**OBJECTIVE**
Print the listing below exactly.
─── SUPPLIED DATA ───
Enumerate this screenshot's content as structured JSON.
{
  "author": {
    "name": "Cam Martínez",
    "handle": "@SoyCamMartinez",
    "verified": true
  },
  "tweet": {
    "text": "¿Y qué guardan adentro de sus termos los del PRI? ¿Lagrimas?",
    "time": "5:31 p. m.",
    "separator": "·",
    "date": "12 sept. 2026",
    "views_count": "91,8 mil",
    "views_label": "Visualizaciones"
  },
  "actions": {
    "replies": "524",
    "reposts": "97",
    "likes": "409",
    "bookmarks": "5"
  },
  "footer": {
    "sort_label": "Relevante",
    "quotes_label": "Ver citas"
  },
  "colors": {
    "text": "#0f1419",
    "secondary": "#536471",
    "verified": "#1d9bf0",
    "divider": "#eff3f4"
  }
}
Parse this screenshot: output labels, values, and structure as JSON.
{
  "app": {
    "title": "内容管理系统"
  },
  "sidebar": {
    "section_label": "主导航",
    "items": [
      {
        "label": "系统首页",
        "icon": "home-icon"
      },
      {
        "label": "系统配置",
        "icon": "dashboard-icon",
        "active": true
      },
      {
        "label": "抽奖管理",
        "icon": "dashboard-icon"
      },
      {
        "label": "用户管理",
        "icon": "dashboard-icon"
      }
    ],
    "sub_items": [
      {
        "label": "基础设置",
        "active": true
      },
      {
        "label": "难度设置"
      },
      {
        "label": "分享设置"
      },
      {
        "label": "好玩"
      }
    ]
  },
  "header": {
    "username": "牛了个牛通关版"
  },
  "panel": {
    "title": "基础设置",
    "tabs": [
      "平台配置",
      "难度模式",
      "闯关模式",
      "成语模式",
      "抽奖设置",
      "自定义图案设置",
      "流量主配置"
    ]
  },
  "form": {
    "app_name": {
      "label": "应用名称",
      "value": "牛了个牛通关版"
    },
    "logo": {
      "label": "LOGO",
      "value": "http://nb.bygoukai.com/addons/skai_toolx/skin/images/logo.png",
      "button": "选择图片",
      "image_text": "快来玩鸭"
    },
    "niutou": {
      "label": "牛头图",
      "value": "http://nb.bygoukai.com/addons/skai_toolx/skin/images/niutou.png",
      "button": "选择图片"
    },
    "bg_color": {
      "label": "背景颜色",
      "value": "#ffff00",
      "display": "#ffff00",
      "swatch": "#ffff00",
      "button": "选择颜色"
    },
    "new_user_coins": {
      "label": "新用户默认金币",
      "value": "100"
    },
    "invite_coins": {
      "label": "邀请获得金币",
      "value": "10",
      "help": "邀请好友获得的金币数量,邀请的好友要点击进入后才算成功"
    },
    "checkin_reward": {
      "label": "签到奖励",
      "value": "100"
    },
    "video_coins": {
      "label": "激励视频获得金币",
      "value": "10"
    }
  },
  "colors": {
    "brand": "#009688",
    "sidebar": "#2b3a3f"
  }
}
───
**CORRECT OUTPUT**
Enumerate this screenshot's content as structured JSON.
{
  "author": {
    "name": "Cam Martínez",
    "handle": "@SoyCamMartinez",
    "verified": true
  },
  "tweet": {
    "text": "¿Y qué guardan adentro de sus termos los del PRI? ¿Lagrimas?",
    "time": "5:31 p. m.",
    "separator": "·",
    "date": "12 sept. 2026",
    "views_count": "91,8 mil",
    "views_label": "Visualizaciones"
  },
  "actions": {
    "replies": "524",
    "reposts": "97",
    "likes": "409",
    "bookmarks": "5"
  },
  "footer": {
    "sort_label": "Relevante",
    "quotes_label": "Ver citas"
  },
  "colors": {
    "text": "#0f1419",
    "secondary": "#536471",
    "verified": "#1d9bf0",
    "divider": "#eff3f4"
  }
}
Parse this screenshot: output labels, values, and structure as JSON.
{
  "app": {
    "title": "内容管理系统"
  },
  "sidebar": {
    "section_label": "主导航",
    "items": [
      {
        "label": "系统首页",
        "icon": "home-icon"
      },
      {
        "label": "系统配置",
        "icon": "dashboard-icon",
        "active": true
      },
      {
        "label": "抽奖管理",
        "icon": "dashboard-icon"
      },
      {
        "label": "用户管理",
        "icon": "dashboard-icon"
      }
    ],
    "sub_items": [
      {
        "label": "基础设置",
        "active": true
      },
      {
        "label": "难度设置"
      },
      {
        "label": "分享设置"
      },
      {
        "label": "好玩"
      }
    ]
  },
  "header": {
    "username": "牛了个牛通关版"
  },
  "panel": {
    "title": "基础设置",
    "tabs": [
      "平台配置",
      "难度模式",
      "闯关模式",
      "成语模式",
      "抽奖设置",
      "自定义图案设置",
      "流量主配置"
    ]
  },
  "form": {
    "app_name": {
      "label": "应用名称",
      "value": "牛了个牛通关版"
    },
    "logo": {
      "label": "LOGO",
      "value": "http://nb.bygoukai.com/addons/skai_toolx/skin/images/logo.png",
      "button": "选择图片",
      "image_text": "快来玩鸭"
    },
    "niutou": {
      "label": "牛头图",
      "value": "http://nb.bygoukai.com/addons/skai_toolx/skin/images/niutou.png",
      "button": "选择图片"
    },
    "bg_color": {
      "label": "背景颜色",
      "value": "#ffff00",
      "display": "#ffff00",
      "swatch": "#ffff00",
      "button": "选择颜色"
    },
    "new_user_coins": {
      "label": "新用户默认金币",
      "value": "100"
    },
    "invite_coins": {
      "label": "邀请获得金币",
      "value": "10",
      "help": "邀请好友获得的金币数量,邀请的好友要点击进入后才算成功"
    },
    "checkin_reward": {
      "label": "签到奖励",
      "value": "100"
    },
    "video_coins": {
      "label": "激励视频获得金币",
      "value": "10"
    }
  },
  "colors": {
    "brand": "#009688",
    "sidebar": "#2b3a3f"
  }
}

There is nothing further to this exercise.